» TEXTO PROPORCIONADO:
Si queremos ejemplos de sociedades del conocimiento, basta con revisar las paginas del pasado y darnos cuenta que cada pueblo a su manera testifica el dominio de información, aunque con desigualdades.
El principio que regia a estas sociedades era el secreto, pues solo aquellos de mayor estrato social eran los indicados para captar tal propagación de conocimientos.
Con la invención de la imprenta se abrieron grandes posibilidades de difusión informativa. Y con estas mismas expectativas, la ampliación del espacio público de conocimientos se hizo posible gracias al internet.
Pero hablar de sociedades del conocimiento, me recuerda nuevamente que no todos cuentan con las herramientas necesarias para entrar a este mundo de comunicación. Países enteros tienen problemas vitales más importantes que lógicamente rebasan el interés por la falta de computadoras, internet y redes sociales.

» DATOS EXTRAÍDOS:
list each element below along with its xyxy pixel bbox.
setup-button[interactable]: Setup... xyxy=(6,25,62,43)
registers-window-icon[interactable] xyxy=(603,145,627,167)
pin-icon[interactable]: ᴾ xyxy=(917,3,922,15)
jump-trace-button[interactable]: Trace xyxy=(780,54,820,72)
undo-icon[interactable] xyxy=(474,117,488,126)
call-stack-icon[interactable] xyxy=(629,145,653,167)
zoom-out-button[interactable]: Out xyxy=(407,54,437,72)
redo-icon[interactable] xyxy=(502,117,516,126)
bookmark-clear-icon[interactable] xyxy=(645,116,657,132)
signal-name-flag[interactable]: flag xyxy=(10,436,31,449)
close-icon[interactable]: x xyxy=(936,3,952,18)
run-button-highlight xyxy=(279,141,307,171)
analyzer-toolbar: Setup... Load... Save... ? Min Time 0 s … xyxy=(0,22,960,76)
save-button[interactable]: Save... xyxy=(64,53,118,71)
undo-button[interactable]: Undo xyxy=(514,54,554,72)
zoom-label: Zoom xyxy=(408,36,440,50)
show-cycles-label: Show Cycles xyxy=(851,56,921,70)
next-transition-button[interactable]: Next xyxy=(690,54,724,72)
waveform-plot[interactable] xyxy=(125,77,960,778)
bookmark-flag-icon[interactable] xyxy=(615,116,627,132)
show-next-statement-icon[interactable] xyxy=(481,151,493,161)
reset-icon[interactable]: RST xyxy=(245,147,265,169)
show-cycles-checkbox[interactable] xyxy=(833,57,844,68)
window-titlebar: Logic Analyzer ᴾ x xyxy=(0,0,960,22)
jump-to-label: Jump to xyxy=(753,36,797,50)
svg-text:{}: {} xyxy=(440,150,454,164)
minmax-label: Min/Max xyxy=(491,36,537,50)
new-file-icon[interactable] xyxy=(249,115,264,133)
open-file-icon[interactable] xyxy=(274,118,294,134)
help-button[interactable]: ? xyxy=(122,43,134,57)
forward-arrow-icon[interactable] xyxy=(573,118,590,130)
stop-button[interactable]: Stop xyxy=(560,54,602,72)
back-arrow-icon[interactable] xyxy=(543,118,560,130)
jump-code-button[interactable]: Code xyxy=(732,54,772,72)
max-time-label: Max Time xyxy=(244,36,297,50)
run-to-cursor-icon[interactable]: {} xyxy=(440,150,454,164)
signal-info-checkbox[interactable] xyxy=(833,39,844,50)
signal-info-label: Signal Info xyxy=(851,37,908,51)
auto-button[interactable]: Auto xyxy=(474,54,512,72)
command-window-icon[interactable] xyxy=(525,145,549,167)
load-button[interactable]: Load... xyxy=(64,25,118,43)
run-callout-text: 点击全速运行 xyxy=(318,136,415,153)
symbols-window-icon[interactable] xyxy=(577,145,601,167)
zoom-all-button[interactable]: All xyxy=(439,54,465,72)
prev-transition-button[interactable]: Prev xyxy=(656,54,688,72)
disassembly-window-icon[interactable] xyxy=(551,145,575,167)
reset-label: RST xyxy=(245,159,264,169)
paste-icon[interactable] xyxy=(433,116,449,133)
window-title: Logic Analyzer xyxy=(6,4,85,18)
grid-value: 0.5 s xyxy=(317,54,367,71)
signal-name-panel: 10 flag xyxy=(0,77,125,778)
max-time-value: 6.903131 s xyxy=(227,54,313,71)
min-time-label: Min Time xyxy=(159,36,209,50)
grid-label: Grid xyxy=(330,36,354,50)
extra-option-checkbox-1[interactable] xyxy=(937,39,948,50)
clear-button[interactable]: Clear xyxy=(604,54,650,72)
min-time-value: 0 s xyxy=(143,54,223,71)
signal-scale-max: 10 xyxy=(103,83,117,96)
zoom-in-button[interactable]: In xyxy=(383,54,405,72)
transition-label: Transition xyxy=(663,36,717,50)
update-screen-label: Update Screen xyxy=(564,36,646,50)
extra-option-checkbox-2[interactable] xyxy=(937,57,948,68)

» CONSIGNA 1: Según el texto sobre las sociedades del conocimiento, ¿qué principio regía a las sociedades del pasado?
» CONSIGNA 2: Prosiga el texto sobre las sociedades del conocimiento a partir de su última oración.

» ESPACIO DE RESPUESTA 1: El secreto.

» ESPACIO DE RESPUESTA 2:
Cada aspecto representa un importante avance o un gran problema por resolver, es decir, aunque los aparatos tecnológicos brindan interesantes herramientas para educar, también se convierten en problemas sociales que se deben resolver.
La nueva sociedad de la que hablamos es aquella que articule y difunda los conocimientos aunados del beneficio humano, no solo el de un lugar sino el de las naciones en conjunto.